• _PROBLEM DESCRIPTION_: Some lines in the records below may hold the word "submenu"; give the number of those lines and nothing else.
— Start of DATASET RECORDS —
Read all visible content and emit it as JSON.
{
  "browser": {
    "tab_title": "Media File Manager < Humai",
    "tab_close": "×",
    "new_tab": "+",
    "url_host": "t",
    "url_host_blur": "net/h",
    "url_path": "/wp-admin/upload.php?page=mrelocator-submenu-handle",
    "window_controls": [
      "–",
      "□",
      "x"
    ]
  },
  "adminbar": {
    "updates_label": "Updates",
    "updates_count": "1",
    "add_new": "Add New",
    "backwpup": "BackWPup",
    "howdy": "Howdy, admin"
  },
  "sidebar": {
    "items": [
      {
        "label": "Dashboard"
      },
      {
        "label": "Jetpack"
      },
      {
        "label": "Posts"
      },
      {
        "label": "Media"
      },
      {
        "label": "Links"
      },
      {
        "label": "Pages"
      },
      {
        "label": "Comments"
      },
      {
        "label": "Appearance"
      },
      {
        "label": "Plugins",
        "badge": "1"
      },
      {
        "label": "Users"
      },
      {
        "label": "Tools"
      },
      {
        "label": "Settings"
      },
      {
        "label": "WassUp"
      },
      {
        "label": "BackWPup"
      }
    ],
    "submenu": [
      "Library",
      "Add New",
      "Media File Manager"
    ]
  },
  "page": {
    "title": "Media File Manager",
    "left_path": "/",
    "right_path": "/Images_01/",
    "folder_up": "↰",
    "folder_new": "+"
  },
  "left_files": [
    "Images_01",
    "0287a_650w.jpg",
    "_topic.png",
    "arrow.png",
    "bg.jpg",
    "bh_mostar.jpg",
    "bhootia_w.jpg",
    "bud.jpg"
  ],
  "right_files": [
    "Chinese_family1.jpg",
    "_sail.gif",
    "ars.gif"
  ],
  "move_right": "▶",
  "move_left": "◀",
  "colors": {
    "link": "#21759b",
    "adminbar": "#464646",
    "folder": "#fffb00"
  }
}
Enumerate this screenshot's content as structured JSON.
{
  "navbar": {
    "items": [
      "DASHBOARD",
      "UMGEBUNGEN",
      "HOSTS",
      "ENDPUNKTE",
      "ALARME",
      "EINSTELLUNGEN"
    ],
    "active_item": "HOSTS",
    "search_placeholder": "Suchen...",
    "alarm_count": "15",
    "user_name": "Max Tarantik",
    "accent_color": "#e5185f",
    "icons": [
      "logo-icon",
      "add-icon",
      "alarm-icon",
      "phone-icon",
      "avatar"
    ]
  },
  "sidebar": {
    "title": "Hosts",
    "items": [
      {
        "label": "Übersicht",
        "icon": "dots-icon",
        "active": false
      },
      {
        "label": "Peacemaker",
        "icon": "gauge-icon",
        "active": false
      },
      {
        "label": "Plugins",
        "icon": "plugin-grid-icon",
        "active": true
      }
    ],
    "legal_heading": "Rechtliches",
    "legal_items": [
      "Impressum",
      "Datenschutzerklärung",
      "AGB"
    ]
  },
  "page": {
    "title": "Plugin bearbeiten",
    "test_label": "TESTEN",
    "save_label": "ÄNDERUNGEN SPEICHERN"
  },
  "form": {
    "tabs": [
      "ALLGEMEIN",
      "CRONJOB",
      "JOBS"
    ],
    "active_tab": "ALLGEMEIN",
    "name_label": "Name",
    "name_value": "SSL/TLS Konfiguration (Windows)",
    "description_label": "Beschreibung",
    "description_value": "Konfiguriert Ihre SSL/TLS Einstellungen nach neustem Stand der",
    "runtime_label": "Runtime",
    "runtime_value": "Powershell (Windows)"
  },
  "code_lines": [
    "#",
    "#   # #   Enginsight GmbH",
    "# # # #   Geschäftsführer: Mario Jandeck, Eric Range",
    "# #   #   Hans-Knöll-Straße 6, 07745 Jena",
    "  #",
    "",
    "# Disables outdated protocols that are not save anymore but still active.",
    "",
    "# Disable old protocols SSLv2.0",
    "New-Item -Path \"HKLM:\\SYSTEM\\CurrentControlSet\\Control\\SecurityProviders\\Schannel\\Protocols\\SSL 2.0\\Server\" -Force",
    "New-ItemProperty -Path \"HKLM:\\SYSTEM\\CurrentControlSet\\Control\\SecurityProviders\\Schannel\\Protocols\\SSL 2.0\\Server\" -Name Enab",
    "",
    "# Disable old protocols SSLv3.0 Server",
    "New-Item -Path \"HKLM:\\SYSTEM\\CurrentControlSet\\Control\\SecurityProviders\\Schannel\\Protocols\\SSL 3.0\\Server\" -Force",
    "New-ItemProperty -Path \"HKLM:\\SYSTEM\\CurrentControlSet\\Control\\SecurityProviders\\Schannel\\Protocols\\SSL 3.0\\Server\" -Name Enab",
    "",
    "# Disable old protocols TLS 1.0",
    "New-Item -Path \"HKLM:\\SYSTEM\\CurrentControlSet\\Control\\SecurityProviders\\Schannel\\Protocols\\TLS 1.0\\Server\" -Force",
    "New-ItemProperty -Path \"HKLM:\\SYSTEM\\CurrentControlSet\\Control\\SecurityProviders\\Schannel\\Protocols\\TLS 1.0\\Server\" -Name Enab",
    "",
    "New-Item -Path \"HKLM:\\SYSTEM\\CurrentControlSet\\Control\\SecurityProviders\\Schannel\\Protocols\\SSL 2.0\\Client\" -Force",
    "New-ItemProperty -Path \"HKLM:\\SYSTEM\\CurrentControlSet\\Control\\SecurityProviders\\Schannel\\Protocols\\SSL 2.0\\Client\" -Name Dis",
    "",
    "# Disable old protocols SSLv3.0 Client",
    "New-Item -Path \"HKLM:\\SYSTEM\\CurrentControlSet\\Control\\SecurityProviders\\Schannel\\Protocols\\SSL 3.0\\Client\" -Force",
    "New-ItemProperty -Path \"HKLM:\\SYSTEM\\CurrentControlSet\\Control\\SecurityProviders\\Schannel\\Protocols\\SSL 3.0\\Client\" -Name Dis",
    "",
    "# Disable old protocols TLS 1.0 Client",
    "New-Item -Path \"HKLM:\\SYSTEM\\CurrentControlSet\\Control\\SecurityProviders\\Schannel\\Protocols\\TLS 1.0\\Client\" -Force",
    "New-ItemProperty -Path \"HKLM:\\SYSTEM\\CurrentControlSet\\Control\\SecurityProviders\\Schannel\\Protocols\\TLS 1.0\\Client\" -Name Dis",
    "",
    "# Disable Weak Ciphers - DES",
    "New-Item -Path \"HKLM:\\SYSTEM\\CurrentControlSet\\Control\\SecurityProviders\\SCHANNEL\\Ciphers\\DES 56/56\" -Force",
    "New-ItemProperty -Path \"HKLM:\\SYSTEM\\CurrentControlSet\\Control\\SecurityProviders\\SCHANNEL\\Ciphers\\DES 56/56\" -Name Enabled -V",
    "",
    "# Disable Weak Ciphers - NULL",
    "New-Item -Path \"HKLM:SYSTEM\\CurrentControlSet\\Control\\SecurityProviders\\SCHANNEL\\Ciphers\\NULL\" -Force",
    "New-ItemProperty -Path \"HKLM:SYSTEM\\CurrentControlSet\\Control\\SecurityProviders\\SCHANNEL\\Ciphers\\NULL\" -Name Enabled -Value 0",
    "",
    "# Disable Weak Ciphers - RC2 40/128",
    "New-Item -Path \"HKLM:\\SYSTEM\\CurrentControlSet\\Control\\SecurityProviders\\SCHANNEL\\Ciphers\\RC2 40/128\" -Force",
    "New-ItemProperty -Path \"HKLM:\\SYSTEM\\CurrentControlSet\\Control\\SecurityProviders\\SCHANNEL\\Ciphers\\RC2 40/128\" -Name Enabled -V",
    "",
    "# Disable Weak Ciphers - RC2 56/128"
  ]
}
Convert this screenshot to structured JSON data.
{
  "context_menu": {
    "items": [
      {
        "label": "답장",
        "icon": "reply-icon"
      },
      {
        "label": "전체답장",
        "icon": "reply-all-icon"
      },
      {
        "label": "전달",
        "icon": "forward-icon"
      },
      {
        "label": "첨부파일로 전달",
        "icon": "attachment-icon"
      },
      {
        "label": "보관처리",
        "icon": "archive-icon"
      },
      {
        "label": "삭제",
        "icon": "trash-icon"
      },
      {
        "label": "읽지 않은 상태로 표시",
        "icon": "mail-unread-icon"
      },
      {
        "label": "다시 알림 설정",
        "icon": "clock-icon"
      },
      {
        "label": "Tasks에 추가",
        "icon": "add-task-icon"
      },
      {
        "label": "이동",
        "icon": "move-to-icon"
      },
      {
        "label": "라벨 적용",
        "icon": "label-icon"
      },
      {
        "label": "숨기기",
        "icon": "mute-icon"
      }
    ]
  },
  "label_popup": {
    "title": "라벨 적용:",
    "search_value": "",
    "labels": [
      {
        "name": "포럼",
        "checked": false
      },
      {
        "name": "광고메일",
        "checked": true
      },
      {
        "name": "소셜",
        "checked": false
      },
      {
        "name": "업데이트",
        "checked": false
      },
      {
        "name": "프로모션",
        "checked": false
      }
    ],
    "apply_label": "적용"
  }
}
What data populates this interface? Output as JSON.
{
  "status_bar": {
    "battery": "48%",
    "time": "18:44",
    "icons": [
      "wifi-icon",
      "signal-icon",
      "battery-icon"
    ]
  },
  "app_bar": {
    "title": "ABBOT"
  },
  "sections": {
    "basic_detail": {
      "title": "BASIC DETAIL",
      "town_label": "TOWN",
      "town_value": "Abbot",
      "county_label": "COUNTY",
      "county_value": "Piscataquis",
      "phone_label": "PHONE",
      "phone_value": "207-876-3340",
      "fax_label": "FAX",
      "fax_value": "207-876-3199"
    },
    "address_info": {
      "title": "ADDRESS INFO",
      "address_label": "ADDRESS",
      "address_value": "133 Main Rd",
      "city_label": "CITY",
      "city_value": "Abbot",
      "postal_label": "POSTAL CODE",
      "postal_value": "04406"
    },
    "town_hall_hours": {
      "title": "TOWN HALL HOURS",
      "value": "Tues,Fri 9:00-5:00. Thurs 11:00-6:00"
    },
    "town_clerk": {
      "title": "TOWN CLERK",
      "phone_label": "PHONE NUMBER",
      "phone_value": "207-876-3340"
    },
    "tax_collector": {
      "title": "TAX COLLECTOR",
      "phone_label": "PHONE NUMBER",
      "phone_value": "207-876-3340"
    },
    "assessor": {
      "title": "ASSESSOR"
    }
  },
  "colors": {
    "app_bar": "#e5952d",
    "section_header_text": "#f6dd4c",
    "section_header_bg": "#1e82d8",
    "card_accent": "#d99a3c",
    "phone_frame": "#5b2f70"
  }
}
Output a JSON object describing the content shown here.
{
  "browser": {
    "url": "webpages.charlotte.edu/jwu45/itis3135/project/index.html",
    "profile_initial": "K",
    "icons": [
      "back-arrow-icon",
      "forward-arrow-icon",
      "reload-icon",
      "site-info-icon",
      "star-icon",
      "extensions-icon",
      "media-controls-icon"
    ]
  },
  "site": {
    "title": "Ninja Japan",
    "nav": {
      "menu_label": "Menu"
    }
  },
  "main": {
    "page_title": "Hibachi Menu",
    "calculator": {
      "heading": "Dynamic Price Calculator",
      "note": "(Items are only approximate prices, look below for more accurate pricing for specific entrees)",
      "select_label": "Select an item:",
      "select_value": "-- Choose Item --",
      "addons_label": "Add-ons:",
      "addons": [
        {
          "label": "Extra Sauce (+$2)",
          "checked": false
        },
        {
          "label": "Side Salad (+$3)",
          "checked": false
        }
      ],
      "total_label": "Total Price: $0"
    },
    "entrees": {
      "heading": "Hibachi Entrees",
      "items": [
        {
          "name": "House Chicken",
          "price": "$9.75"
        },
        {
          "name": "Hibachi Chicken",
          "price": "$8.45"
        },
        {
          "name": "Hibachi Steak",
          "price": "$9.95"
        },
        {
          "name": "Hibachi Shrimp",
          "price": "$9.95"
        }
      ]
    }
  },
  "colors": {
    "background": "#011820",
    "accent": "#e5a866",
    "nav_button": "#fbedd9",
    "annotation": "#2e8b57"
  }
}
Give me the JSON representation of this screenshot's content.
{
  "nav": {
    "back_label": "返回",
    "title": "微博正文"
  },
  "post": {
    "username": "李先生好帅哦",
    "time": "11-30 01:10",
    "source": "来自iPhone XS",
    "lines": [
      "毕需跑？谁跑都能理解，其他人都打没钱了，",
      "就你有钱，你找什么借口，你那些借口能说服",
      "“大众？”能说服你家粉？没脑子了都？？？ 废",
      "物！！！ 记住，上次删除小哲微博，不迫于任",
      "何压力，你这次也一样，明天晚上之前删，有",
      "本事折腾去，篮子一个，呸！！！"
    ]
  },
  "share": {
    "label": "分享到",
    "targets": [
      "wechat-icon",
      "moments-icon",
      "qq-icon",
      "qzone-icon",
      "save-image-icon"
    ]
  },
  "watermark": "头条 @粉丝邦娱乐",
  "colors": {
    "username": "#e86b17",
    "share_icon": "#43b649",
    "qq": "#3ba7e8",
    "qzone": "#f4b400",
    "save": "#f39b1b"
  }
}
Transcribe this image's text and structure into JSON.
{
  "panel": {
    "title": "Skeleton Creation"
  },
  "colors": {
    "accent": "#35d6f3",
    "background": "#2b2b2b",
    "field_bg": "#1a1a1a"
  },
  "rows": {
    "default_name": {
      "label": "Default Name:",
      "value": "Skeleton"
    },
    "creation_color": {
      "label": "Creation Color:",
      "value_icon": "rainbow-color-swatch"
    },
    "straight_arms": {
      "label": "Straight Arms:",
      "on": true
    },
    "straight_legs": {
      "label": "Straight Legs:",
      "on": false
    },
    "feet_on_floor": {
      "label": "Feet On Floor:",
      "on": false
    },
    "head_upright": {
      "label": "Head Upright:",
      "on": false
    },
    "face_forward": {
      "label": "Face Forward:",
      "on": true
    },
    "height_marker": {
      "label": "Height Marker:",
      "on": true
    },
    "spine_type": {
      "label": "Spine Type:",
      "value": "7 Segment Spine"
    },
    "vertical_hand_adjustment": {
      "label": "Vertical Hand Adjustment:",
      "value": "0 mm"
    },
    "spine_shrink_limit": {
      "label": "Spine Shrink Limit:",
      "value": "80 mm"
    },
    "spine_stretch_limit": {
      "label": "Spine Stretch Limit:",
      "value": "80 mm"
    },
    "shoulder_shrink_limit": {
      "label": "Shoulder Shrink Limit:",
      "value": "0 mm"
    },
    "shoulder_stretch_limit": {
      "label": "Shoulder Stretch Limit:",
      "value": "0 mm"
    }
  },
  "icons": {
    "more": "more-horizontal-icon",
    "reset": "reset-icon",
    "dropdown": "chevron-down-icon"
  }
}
— End of DATASET RECORDS —
• _RESPONSE_: 2